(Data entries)
%%

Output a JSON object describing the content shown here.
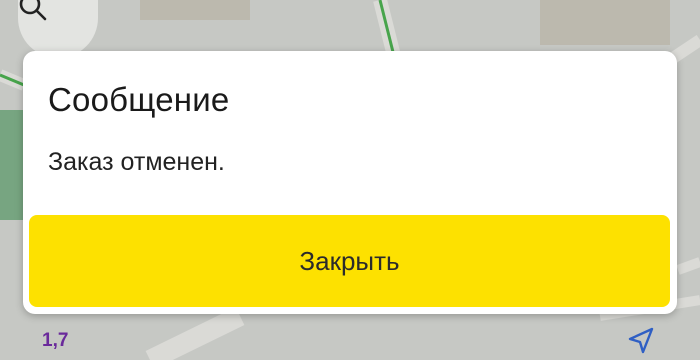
{
  "map": {
    "scale_label": "1,7"
  },
  "dialog": {
    "title": "Сообщение",
    "message": "Заказ отменен.",
    "close_label": "Закрыть"
  },
  "colors": {
    "accent_yellow": "#fde100",
    "scale_purple": "#6a2a9b"
  },
  "icons": [
    "search-icon",
    "navigation-arrow-icon"
  ]
}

%%

Task instructions:
Write out each line of the data exactly; the images should be left out.

Task solution:
Output a JSON object describing the content shown here.
{
  "map": {
    "scale_label": "1,7"
  },
  "dialog": {
    "title": "Сообщение",
    "message": "Заказ отменен.",
    "close_label": "Закрыть"
  },
  "colors": {
    "accent_yellow": "#fde100",
    "scale_purple": "#6a2a9b"
  },
  "icons": [
    "search-icon",
    "navigation-arrow-icon"
  ]
}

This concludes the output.